:: Task details ::
State the number of lines where "عليه" appears. Add nothing else.

(Raw records)
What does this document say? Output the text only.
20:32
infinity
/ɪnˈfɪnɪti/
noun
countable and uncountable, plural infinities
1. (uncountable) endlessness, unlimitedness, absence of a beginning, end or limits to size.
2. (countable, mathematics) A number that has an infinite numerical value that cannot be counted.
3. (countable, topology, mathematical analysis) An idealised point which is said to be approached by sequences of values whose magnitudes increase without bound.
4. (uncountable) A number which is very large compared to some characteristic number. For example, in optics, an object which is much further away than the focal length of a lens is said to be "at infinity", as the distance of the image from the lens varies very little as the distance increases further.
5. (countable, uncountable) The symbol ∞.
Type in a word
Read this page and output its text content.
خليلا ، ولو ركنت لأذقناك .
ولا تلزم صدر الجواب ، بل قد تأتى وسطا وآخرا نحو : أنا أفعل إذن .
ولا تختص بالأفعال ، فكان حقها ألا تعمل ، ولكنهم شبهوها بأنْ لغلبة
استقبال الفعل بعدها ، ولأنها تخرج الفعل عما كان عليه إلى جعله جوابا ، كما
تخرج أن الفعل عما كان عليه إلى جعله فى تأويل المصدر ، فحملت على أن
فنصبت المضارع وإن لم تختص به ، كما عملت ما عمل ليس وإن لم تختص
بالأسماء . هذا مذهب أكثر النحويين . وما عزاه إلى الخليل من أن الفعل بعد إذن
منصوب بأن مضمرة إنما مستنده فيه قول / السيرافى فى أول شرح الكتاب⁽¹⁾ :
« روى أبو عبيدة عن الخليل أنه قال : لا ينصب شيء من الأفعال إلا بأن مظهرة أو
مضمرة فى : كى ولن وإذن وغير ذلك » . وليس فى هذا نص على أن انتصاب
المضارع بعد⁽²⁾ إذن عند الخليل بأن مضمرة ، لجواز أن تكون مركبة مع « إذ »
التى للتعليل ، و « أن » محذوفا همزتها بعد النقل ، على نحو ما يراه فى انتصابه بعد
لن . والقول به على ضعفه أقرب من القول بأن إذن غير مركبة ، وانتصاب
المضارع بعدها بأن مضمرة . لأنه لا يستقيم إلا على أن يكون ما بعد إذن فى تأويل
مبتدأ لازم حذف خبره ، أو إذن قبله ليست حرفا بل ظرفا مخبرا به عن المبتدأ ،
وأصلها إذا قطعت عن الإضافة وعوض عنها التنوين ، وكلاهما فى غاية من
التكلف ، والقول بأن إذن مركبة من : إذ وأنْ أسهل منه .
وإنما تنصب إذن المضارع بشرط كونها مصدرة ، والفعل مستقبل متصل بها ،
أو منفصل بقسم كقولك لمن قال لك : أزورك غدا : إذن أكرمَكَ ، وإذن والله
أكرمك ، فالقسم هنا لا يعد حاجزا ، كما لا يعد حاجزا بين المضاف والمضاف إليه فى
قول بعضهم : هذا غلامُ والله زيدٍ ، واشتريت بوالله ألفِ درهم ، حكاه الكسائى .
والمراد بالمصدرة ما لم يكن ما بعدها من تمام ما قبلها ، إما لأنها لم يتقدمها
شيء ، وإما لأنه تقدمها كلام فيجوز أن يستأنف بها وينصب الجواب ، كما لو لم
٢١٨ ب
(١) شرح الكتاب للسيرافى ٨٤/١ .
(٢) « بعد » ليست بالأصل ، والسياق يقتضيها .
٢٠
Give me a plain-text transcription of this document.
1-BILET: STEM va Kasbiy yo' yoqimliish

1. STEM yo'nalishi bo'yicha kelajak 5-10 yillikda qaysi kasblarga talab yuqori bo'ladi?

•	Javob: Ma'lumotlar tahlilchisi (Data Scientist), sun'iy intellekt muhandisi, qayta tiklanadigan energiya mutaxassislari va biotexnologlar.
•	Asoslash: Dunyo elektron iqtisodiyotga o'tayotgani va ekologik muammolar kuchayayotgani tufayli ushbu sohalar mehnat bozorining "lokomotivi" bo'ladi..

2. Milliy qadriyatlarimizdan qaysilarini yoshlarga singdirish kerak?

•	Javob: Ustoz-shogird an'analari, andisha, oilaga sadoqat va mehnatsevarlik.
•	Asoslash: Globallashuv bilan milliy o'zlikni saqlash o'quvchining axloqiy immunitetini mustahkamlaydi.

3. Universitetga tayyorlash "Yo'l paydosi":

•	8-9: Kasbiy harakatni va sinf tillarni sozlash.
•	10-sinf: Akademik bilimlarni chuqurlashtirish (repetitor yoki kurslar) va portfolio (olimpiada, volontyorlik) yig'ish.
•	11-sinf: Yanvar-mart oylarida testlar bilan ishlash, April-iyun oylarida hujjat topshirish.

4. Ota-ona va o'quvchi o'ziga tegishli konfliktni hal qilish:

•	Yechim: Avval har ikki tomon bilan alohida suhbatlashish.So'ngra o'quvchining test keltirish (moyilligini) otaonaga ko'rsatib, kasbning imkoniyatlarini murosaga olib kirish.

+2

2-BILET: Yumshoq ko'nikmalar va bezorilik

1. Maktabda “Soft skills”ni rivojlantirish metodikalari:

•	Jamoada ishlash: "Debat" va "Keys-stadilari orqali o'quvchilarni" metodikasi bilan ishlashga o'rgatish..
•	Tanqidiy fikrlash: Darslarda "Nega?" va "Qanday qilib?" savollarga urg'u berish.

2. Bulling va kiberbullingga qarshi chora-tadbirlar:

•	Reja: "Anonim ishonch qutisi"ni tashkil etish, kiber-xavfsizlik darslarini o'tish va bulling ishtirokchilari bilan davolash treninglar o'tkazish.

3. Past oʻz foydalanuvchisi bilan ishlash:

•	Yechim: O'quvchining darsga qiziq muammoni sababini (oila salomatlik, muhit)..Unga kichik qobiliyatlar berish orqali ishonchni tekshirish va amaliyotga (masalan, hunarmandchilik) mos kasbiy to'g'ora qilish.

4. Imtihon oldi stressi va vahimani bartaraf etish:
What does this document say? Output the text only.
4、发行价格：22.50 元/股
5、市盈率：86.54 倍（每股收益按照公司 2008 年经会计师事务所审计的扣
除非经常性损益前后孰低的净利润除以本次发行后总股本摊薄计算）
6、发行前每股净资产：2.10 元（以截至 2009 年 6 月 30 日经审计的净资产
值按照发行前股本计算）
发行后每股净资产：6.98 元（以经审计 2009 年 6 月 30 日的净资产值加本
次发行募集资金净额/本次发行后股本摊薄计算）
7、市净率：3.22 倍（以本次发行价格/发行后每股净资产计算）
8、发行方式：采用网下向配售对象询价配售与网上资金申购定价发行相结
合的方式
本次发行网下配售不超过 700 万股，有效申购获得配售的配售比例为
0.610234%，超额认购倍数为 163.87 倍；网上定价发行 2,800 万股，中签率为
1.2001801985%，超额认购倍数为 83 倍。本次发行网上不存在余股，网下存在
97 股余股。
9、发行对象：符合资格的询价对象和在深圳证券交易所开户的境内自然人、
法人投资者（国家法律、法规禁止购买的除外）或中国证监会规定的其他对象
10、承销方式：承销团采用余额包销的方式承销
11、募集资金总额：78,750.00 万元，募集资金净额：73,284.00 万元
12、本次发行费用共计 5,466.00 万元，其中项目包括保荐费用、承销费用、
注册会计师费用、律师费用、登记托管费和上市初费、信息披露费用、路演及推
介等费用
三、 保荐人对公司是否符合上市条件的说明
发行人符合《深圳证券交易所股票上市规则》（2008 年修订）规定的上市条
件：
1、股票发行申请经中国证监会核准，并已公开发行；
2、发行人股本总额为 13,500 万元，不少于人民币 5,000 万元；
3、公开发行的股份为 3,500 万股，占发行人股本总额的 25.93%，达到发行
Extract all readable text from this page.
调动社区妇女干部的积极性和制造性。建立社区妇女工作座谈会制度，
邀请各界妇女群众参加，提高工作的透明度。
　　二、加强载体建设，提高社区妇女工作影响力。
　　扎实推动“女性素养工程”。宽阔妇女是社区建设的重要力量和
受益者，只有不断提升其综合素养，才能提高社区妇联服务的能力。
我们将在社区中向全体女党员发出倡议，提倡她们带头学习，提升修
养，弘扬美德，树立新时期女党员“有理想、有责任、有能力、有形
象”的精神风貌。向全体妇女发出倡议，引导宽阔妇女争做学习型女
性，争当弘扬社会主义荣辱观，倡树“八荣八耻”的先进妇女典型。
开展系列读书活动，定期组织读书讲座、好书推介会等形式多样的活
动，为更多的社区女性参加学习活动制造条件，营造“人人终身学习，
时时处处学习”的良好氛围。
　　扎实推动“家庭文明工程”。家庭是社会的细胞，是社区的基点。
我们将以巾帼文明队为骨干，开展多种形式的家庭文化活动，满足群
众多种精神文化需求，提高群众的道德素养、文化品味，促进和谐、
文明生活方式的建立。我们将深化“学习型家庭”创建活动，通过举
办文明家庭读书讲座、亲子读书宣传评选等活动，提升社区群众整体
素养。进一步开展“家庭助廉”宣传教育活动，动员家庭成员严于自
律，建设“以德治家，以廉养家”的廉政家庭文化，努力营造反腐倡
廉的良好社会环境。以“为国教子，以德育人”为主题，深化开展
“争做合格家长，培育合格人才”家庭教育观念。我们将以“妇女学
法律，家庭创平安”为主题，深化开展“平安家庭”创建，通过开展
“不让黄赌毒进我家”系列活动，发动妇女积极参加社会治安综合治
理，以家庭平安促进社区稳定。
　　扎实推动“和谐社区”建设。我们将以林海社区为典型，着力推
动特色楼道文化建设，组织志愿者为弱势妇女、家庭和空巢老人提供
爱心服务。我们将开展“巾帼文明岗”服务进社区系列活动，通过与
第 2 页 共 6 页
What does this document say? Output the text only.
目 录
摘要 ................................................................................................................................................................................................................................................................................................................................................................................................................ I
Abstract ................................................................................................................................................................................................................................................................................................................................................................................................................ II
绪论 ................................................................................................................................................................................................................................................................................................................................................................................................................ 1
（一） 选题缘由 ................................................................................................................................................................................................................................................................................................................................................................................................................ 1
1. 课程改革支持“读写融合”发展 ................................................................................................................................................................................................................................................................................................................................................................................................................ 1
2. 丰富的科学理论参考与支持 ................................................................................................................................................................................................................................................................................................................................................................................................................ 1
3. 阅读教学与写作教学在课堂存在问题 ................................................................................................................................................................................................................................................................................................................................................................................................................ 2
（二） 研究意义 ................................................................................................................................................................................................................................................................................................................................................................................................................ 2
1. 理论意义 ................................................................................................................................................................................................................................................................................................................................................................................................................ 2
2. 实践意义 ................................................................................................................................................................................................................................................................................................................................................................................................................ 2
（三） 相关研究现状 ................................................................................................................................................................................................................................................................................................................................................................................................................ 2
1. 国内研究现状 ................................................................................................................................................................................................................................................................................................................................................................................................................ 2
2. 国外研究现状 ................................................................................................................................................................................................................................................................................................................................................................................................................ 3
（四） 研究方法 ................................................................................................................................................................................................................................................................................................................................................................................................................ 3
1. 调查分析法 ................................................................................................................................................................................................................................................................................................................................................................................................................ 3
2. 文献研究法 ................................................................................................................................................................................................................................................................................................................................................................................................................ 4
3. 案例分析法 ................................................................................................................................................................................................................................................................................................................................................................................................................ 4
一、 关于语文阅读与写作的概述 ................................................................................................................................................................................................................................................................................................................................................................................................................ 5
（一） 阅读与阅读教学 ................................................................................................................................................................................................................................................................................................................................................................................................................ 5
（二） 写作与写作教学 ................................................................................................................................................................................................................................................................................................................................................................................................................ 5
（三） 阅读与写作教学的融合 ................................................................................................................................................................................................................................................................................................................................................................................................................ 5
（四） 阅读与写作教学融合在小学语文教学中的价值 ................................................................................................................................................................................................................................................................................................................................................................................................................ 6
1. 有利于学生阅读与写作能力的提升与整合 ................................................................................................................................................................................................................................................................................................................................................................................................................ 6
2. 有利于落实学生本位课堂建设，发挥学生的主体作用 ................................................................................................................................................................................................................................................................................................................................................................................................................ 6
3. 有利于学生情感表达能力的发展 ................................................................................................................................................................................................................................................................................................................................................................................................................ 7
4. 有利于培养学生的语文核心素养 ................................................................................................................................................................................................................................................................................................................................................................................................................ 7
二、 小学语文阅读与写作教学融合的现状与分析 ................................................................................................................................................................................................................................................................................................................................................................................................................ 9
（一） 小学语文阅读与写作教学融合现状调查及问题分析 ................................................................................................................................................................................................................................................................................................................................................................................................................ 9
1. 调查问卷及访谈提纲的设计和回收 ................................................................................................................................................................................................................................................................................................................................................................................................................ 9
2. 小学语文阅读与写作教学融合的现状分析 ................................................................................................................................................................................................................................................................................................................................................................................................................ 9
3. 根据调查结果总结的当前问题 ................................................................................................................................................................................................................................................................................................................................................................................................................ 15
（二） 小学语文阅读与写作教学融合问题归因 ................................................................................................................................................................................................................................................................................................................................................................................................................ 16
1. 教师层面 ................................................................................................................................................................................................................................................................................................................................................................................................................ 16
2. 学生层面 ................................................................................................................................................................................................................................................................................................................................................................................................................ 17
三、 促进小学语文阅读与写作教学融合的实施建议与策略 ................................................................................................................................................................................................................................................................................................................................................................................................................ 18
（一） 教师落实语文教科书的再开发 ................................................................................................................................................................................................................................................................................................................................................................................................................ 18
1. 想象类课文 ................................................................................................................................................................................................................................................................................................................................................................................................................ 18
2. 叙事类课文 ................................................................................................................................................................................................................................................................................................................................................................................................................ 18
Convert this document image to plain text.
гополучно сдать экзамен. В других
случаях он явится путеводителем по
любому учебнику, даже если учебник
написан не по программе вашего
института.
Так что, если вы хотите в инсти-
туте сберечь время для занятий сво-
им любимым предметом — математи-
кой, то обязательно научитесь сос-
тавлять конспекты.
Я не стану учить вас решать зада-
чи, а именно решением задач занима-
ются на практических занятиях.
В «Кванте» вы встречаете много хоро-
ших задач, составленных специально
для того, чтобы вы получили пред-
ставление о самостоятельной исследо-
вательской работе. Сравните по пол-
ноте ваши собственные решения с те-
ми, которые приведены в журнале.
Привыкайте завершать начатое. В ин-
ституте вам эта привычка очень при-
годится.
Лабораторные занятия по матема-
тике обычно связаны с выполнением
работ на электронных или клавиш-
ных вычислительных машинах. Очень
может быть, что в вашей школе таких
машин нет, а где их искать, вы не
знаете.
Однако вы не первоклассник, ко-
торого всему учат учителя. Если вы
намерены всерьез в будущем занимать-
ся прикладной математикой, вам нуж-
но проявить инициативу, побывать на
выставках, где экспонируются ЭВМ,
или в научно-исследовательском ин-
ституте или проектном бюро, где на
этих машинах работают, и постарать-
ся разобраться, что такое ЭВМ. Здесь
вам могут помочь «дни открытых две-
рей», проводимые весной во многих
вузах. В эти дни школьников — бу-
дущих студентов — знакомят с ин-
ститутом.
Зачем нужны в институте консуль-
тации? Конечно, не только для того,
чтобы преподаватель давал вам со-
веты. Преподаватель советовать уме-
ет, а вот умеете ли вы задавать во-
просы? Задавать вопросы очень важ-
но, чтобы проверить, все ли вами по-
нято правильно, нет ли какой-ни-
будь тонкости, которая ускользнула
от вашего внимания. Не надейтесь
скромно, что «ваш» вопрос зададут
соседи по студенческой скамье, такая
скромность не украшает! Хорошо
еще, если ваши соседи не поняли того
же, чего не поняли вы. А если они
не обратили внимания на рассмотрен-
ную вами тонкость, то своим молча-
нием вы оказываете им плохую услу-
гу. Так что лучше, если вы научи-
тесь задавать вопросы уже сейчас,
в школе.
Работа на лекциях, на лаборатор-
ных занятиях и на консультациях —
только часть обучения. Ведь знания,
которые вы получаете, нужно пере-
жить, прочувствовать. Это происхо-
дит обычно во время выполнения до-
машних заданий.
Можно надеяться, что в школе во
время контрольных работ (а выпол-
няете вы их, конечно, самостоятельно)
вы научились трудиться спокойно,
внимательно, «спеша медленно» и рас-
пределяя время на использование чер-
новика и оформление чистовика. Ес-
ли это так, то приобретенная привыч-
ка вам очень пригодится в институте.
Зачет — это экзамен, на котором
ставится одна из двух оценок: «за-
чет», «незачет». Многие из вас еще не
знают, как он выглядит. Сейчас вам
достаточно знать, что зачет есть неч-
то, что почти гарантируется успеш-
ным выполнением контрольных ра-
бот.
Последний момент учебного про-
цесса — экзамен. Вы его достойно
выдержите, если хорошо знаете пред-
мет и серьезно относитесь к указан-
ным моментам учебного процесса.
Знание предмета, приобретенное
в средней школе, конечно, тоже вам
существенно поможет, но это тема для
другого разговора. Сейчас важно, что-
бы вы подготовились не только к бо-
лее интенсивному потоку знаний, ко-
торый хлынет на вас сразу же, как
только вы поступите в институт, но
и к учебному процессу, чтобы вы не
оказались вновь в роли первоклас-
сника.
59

:: Solution to this problem ::
2